Your instructions » List each line of the data in which the string "JSON" appears.

-- START OF Data supplied --

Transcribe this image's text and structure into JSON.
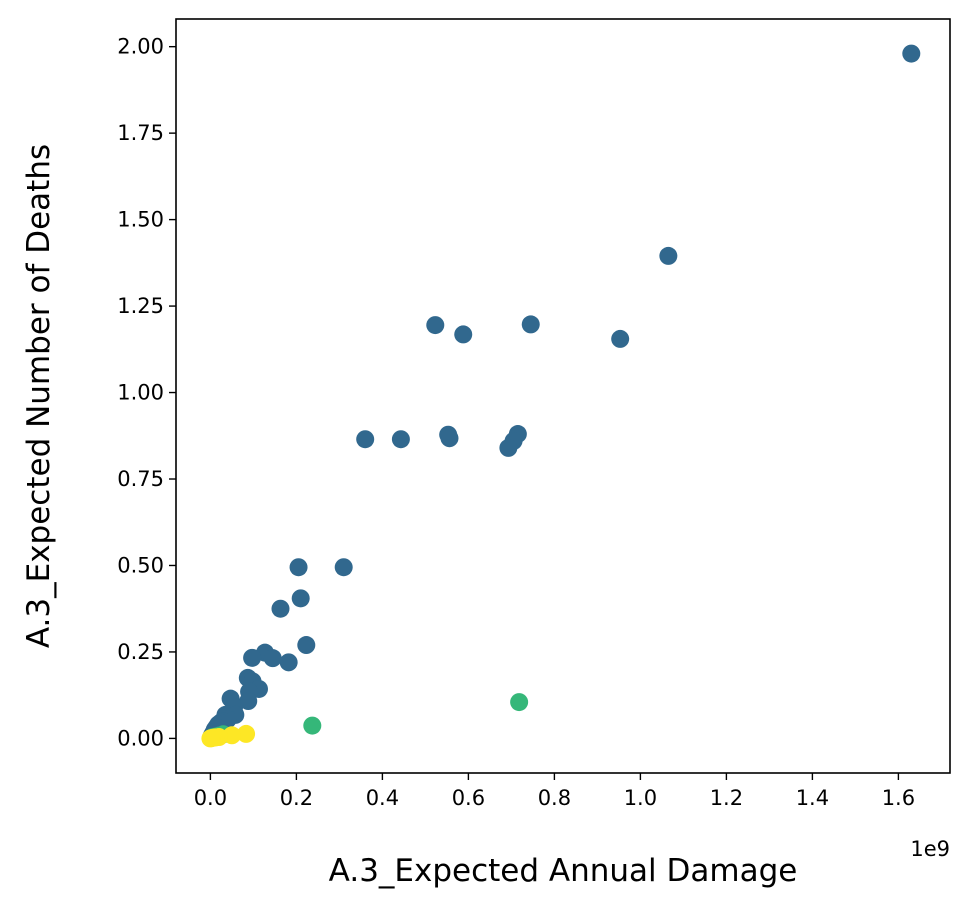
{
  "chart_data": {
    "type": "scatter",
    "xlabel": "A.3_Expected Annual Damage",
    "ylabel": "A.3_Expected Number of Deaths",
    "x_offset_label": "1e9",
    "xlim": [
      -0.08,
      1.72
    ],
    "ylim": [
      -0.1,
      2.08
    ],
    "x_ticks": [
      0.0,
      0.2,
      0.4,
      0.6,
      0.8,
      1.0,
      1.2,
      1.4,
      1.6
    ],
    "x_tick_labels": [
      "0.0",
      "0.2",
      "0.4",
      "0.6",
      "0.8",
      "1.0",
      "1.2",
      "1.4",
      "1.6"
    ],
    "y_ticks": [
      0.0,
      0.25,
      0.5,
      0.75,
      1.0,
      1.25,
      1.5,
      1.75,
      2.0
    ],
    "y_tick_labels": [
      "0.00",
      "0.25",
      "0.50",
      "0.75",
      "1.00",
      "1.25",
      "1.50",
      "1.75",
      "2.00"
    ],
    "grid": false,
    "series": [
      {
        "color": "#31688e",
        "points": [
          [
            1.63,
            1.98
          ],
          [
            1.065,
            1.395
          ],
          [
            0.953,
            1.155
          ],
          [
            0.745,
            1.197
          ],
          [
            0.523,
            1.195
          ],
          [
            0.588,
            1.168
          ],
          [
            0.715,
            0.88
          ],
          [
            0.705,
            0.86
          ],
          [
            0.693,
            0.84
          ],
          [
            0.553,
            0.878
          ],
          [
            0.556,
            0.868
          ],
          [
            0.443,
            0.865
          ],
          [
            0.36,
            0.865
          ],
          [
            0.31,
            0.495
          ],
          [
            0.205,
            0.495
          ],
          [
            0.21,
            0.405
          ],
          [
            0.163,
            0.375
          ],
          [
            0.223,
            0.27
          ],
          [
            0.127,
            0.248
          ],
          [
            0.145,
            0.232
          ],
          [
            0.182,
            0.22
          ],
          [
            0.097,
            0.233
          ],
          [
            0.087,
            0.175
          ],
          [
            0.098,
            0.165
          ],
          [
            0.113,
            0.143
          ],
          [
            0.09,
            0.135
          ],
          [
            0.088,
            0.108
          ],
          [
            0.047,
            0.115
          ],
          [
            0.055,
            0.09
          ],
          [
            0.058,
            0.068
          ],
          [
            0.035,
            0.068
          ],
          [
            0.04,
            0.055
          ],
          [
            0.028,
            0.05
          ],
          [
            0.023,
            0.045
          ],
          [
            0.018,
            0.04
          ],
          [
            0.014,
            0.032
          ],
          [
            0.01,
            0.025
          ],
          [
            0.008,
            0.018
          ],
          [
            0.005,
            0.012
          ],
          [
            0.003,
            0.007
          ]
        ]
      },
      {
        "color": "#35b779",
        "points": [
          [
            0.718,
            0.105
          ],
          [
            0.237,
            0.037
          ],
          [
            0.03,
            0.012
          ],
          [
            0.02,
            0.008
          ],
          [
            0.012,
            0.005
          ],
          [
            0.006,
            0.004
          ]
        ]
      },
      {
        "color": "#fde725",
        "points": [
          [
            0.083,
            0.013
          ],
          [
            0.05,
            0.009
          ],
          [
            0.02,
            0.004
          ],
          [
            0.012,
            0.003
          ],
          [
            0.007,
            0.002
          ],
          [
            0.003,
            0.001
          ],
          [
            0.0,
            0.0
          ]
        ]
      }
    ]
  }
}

-- END OF Data supplied --
-- START OF Data supplied --

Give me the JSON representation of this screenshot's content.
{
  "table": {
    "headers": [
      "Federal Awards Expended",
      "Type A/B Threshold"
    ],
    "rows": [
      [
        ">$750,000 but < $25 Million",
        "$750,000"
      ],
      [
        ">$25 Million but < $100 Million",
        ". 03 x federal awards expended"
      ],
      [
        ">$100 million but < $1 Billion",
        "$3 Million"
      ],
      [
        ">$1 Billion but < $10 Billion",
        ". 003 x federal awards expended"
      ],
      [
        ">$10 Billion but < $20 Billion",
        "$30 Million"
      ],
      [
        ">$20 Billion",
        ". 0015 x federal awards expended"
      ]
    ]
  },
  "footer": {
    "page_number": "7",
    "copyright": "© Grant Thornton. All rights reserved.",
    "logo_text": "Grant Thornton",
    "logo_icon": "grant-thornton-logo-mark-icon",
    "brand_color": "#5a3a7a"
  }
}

-- END OF Data supplied --

Right answer »
Transcribe this image's text and structure into JSON.
Give me the JSON representation of this screenshot's content.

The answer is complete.